Spatial layout entries
<<<<

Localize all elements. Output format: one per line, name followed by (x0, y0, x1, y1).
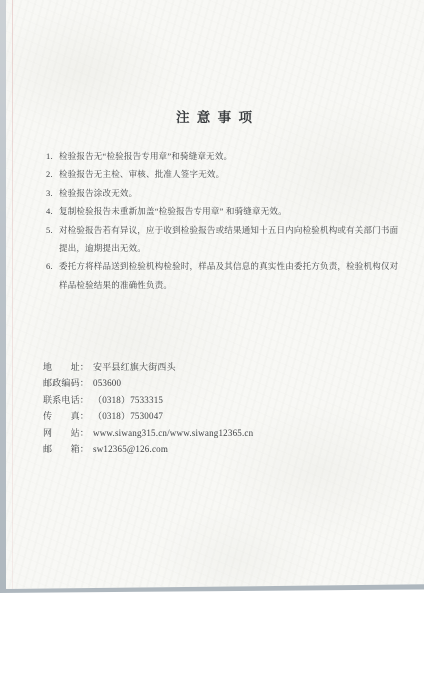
notice-number: 3. (46, 184, 59, 202)
contact-label: 联系电话： (43, 392, 93, 408)
notice-text: 复制检验报告未重新加盖“检验报告专用章” 和骑缝章无效。 (59, 202, 399, 220)
contact-row-website: 网 站： www.siwang315.cn/www.siwang12365.cn (43, 425, 394, 441)
notice-text: 检验报告涂改无效。 (59, 184, 399, 202)
contact-label: 邮政编码： (43, 375, 93, 391)
document-page: 注 意 事 项 1. 检验报告无“检验报告专用章”和骑缝章无效。 2. 检验报告… (6, 0, 424, 589)
contact-value: sw12365@126.com (93, 441, 394, 457)
notice-number: 5. (46, 221, 59, 239)
notice-item-3: 3. 检验报告涂改无效。 (46, 184, 399, 202)
notice-item-5: 5. 对检验报告若有异议，应于收到检验报告或结果通知十五日内向检验机构或有关部门… (46, 221, 399, 258)
notice-number: 1. (46, 147, 59, 165)
notice-text: 对检验报告若有异议，应于收到检验报告或结果通知十五日内向检验机构或有关部门书面提… (59, 221, 399, 258)
notice-item-6: 6. 委托方将样品送到检验机构检验时，样品及其信息的真实性由委托方负责，检验机构… (46, 257, 399, 294)
contact-row-postcode: 邮政编码： 053600 (43, 375, 394, 391)
notice-text: 检验报告无主检、审核、批准人签字无效。 (59, 165, 399, 183)
contact-row-phone: 联系电话： （0318）7533315 (43, 392, 394, 408)
contact-label: 邮 箱： (43, 441, 93, 457)
contact-row-email: 邮 箱： sw12365@126.com (43, 441, 394, 457)
contact-row-fax: 传 真： （0318）7530047 (43, 408, 394, 424)
contact-row-address: 地 址： 安平县红旗大街西头 (43, 359, 394, 375)
notice-number: 4. (46, 202, 59, 220)
notice-item-2: 2. 检验报告无主检、审核、批准人签字无效。 (46, 165, 399, 183)
contact-value: （0318）7530047 (93, 408, 394, 424)
notice-number: 2. (46, 165, 59, 183)
contact-value: 053600 (93, 375, 394, 391)
contact-label: 地 址： (43, 359, 93, 375)
contact-block: 地 址： 安平县红旗大街西头 邮政编码： 053600 联系电话： （0318）… (43, 359, 394, 457)
scan-canvas: 注 意 事 项 1. 检验报告无“检验报告专用章”和骑缝章无效。 2. 检验报告… (0, 0, 424, 700)
contact-value: 安平县红旗大街西头 (93, 359, 394, 375)
contact-value: www.siwang315.cn/www.siwang12365.cn (93, 425, 394, 441)
notice-item-1: 1. 检验报告无“检验报告专用章”和骑缝章无效。 (46, 147, 399, 165)
notice-text: 委托方将样品送到检验机构检验时，样品及其信息的真实性由委托方负责，检验机构仅对样… (59, 257, 399, 294)
notice-item-4: 4. 复制检验报告未重新加盖“检验报告专用章” 和骑缝章无效。 (46, 202, 399, 220)
notice-number: 6. (46, 257, 59, 275)
contact-value: （0318）7533315 (93, 392, 394, 408)
page-title: 注 意 事 项 (6, 106, 424, 126)
contact-label: 传 真： (43, 408, 93, 424)
page-crease-line (12, 0, 13, 589)
contact-label: 网 站： (43, 425, 93, 441)
notice-text: 检验报告无“检验报告专用章”和骑缝章无效。 (59, 147, 399, 165)
notice-list: 1. 检验报告无“检验报告专用章”和骑缝章无效。 2. 检验报告无主检、审核、批… (46, 147, 399, 294)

>>>>

#### GOAL OF THE EXERCISE:
Repeat word for word the lines of the entries from the line holding "notice-number: 3. (46, 184, 59, 202)" through the line holding "contact-label: 地 址： (43, 359, 93, 375)", with both of those lines included.

#### SOLUTION BELOW:
notice-number: 3. (46, 184, 59, 202)
contact-label: 联系电话： (43, 392, 93, 408)
notice-text: 复制检验报告未重新加盖“检验报告专用章” 和骑缝章无效。 (59, 202, 399, 220)
contact-row-website: 网 站： www.siwang315.cn/www.siwang12365.cn (43, 425, 394, 441)
notice-text: 检验报告涂改无效。 (59, 184, 399, 202)
contact-label: 邮政编码： (43, 375, 93, 391)
document-page: 注 意 事 项 1. 检验报告无“检验报告专用章”和骑缝章无效。 2. 检验报告… (6, 0, 424, 589)
contact-value: sw12365@126.com (93, 441, 394, 457)
notice-number: 5. (46, 221, 59, 239)
notice-item-3: 3. 检验报告涂改无效。 (46, 184, 399, 202)
notice-item-5: 5. 对检验报告若有异议，应于收到检验报告或结果通知十五日内向检验机构或有关部门… (46, 221, 399, 258)
notice-number: 1. (46, 147, 59, 165)
notice-text: 对检验报告若有异议，应于收到检验报告或结果通知十五日内向检验机构或有关部门书面提… (59, 221, 399, 258)
notice-item-6: 6. 委托方将样品送到检验机构检验时，样品及其信息的真实性由委托方负责，检验机构… (46, 257, 399, 294)
contact-row-postcode: 邮政编码： 053600 (43, 375, 394, 391)
notice-text: 检验报告无主检、审核、批准人签字无效。 (59, 165, 399, 183)
contact-row-phone: 联系电话： （0318）7533315 (43, 392, 394, 408)
contact-label: 邮 箱： (43, 441, 93, 457)
contact-row-email: 邮 箱： sw12365@126.com (43, 441, 394, 457)
contact-row-fax: 传 真： （0318）7530047 (43, 408, 394, 424)
contact-row-address: 地 址： 安平县红旗大街西头 (43, 359, 394, 375)
notice-number: 4. (46, 202, 59, 220)
notice-item-2: 2. 检验报告无主检、审核、批准人签字无效。 (46, 165, 399, 183)
contact-value: （0318）7530047 (93, 408, 394, 424)
notice-number: 2. (46, 165, 59, 183)
contact-value: 053600 (93, 375, 394, 391)
contact-label: 地 址： (43, 359, 93, 375)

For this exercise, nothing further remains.